START

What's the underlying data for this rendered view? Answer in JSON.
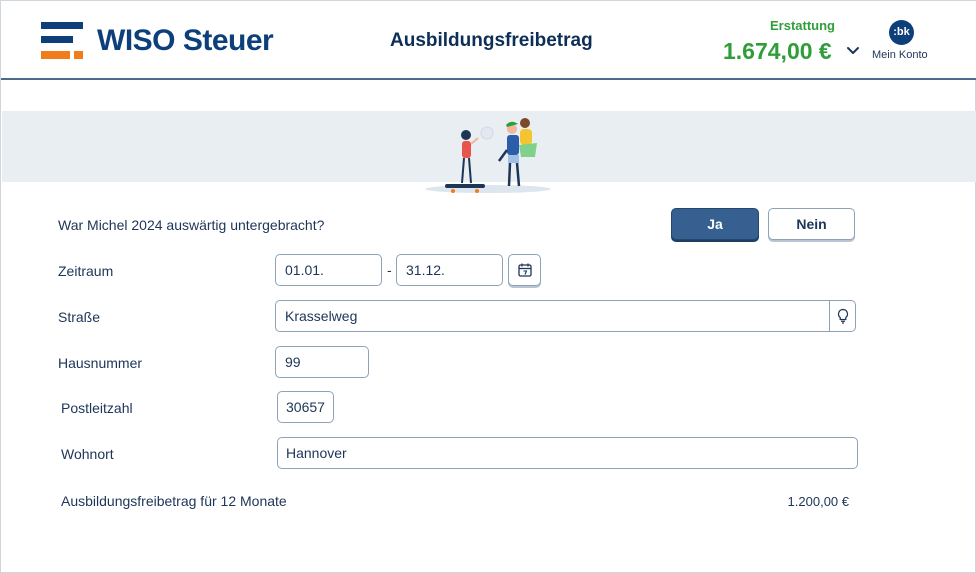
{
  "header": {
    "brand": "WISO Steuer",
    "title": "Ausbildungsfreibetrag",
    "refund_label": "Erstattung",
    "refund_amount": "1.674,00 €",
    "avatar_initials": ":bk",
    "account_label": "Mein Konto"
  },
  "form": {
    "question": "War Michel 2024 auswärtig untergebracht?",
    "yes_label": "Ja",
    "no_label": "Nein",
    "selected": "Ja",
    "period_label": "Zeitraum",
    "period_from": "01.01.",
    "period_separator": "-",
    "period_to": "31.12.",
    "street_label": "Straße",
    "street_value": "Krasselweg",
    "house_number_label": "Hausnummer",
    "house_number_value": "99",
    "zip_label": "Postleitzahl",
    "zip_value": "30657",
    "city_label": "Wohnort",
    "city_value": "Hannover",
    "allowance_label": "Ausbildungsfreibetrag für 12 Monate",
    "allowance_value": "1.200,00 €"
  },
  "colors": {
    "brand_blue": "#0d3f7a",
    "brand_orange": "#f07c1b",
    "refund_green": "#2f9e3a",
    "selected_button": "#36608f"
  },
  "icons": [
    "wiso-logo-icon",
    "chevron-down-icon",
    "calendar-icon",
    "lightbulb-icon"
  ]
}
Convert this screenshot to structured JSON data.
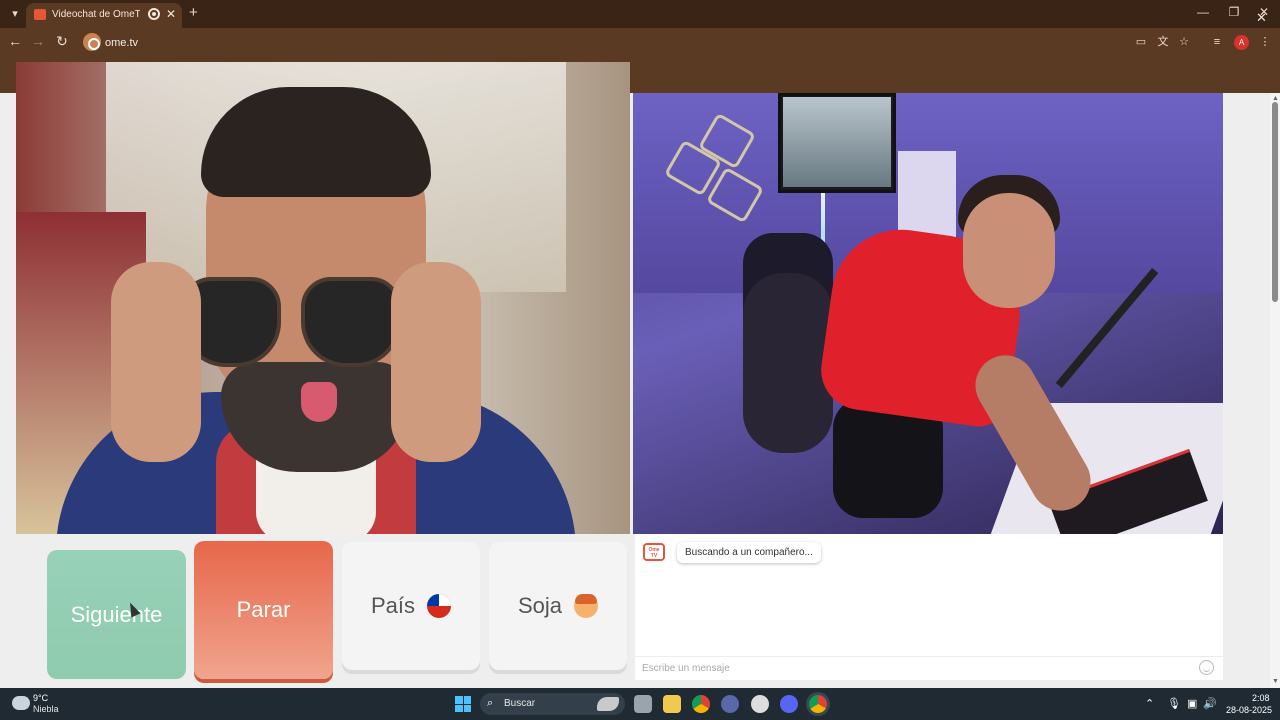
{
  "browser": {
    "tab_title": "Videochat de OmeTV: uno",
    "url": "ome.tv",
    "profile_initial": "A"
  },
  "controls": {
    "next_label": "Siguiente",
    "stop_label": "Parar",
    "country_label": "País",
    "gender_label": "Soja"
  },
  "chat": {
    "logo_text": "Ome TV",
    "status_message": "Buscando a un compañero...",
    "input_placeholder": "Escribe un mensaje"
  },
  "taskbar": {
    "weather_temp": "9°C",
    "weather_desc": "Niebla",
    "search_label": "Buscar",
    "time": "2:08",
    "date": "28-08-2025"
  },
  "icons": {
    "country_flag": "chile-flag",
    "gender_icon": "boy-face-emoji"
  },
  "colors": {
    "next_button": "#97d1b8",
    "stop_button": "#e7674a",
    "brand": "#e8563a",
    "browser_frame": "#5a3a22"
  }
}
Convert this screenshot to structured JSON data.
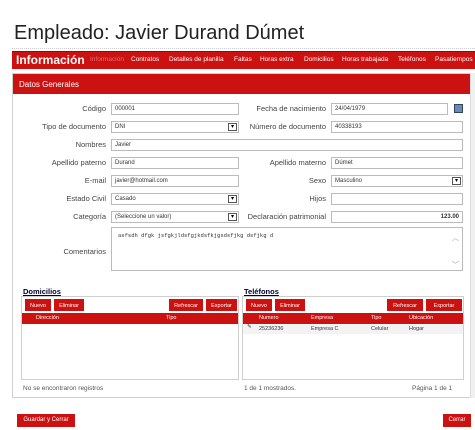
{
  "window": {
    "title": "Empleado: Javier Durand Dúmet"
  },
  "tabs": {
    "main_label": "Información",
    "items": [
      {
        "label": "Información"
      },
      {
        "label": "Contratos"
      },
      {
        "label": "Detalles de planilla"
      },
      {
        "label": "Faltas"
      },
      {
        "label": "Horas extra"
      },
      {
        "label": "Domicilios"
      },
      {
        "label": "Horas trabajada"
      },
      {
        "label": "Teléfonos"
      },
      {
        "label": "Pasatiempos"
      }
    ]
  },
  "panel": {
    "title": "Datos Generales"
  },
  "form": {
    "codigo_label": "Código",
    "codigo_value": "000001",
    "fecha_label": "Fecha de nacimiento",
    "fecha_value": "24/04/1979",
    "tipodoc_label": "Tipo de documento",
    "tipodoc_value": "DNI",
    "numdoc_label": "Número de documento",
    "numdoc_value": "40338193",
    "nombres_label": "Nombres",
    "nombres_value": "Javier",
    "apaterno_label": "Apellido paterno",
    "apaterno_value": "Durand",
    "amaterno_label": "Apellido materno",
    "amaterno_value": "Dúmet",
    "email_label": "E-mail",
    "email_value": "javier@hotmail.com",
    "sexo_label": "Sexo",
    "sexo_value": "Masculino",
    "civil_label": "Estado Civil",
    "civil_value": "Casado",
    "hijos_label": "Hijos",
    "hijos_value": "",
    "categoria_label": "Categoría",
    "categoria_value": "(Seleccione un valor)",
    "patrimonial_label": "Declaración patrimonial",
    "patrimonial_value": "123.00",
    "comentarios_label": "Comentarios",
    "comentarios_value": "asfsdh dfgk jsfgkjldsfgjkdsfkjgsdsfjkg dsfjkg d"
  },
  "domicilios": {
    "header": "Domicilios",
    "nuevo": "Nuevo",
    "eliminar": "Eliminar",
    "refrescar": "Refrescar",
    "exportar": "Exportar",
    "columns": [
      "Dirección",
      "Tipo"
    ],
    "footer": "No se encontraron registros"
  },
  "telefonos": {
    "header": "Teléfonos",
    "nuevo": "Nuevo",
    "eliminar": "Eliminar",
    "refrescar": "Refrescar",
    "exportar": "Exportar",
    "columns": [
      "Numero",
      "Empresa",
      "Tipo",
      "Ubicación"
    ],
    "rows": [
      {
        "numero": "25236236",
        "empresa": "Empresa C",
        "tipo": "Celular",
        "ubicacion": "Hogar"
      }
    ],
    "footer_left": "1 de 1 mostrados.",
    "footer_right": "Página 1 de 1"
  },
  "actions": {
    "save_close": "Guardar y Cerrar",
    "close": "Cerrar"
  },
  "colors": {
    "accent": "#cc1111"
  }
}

END

• TASK DETAILS: Restate the records above in full, word for word. Keep pictures out.

• RESULT FOR THIS EXERCISE:
What's the underlying data for this rendered view? Answer in JSON.
{
  "header": {
    "brand": "WISO Steuer",
    "title": "Ausbildungsfreibetrag",
    "refund_label": "Erstattung",
    "refund_amount": "1.674,00 €",
    "avatar_initials": ":bk",
    "account_label": "Mein Konto"
  },
  "form": {
    "question": "War Michel 2024 auswärtig untergebracht?",
    "yes_label": "Ja",
    "no_label": "Nein",
    "selected": "Ja",
    "period_label": "Zeitraum",
    "period_from": "01.01.",
    "period_separator": "-",
    "period_to": "31.12.",
    "street_label": "Straße",
    "street_value": "Krasselweg",
    "house_number_label": "Hausnummer",
    "house_number_value": "99",
    "zip_label": "Postleitzahl",
    "zip_value": "30657",
    "city_label": "Wohnort",
    "city_value": "Hannover",
    "allowance_label": "Ausbildungsfreibetrag für 12 Monate",
    "allowance_value": "1.200,00 €"
  },
  "colors": {
    "brand_blue": "#0d3f7a",
    "brand_orange": "#f07c1b",
    "refund_green": "#2f9e3a",
    "selected_button": "#36608f"
  },
  "icons": [
    "wiso-logo-icon",
    "chevron-down-icon",
    "calendar-icon",
    "lightbulb-icon"
  ]
}
Convert this screenshot to structured JSON data.
{
  "browser": {
    "tab_title": "Videochat de OmeTV: uno",
    "url": "ome.tv",
    "profile_initial": "A"
  },
  "controls": {
    "next_label": "Siguiente",
    "stop_label": "Parar",
    "country_label": "País",
    "gender_label": "Soja"
  },
  "chat": {
    "logo_text": "Ome TV",
    "status_message": "Buscando a un compañero...",
    "input_placeholder": "Escribe un mensaje"
  },
  "taskbar": {
    "weather_temp": "9°C",
    "weather_desc": "Niebla",
    "search_label": "Buscar",
    "time": "2:08",
    "date": "28-08-2025"
  },
  "icons": {
    "country_flag": "chile-flag",
    "gender_icon": "boy-face-emoji"
  },
  "colors": {
    "next_button": "#97d1b8",
    "stop_button": "#e7674a",
    "brand": "#e8563a",
    "browser_frame": "#5a3a22"
  }
}
Convert this screenshot to structured JSON data.
{
  "window": {
    "title": "Empleado: Javier Durand Dúmet"
  },
  "tabs": {
    "main_label": "Información",
    "items": [
      {
        "label": "Información"
      },
      {
        "label": "Contratos"
      },
      {
        "label": "Detalles de planilla"
      },
      {
        "label": "Faltas"
      },
      {
        "label": "Horas extra"
      },
      {
        "label": "Domicilios"
      },
      {
        "label": "Horas trabajada"
      },
      {
        "label": "Teléfonos"
      },
      {
        "label": "Pasatiempos"
      }
    ]
  },
  "panel": {
    "title": "Datos Generales"
  },
  "form": {
    "codigo_label": "Código",
    "codigo_value": "000001",
    "fecha_label": "Fecha de nacimiento",
    "fecha_value": "24/04/1979",
    "tipodoc_label": "Tipo de documento",
    "tipodoc_value": "DNI",
    "numdoc_label": "Número de documento",
    "numdoc_value": "40338193",
    "nombres_label": "Nombres",
    "nombres_value": "Javier",
    "apaterno_label": "Apellido paterno",
    "apaterno_value": "Durand",
    "amaterno_label": "Apellido materno",
    "amaterno_value": "Dúmet",
    "email_label": "E-mail",
    "email_value": "javier@hotmail.com",
    "sexo_label": "Sexo",
    "sexo_value": "Masculino",
    "civil_label": "Estado Civil",
    "civil_value": "Casado",
    "hijos_label": "Hijos",
    "hijos_value": "",
    "categoria_label": "Categoría",
    "categoria_value": "(Seleccione un valor)",
    "patrimonial_label": "Declaración patrimonial",
    "patrimonial_value": "123.00",
    "comentarios_label": "Comentarios",
    "comentarios_value": "asfsdh dfgk jsfgkjldsfgjkdsfkjgsdsfjkg dsfjkg d"
  },
  "domicilios": {
    "header": "Domicilios",
    "nuevo": "Nuevo",
    "eliminar": "Eliminar",
    "refrescar": "Refrescar",
    "exportar": "Exportar",
    "columns": [
      "Dirección",
      "Tipo"
    ],
    "footer": "No se encontraron registros"
  },
  "telefonos": {
    "header": "Teléfonos",
    "nuevo": "Nuevo",
    "eliminar": "Eliminar",
    "refrescar": "Refrescar",
    "exportar": "Exportar",
    "columns": [
      "Numero",
      "Empresa",
      "Tipo",
      "Ubicación"
    ],
    "rows": [
      {
        "numero": "25236236",
        "empresa": "Empresa C",
        "tipo": "Celular",
        "ubicacion": "Hogar"
      }
    ],
    "footer_left": "1 de 1 mostrados.",
    "footer_right": "Página 1 de 1"
  },
  "actions": {
    "save_close": "Guardar y Cerrar",
    "close": "Cerrar"
  },
  "colors": {
    "accent": "#cc1111"
  }
}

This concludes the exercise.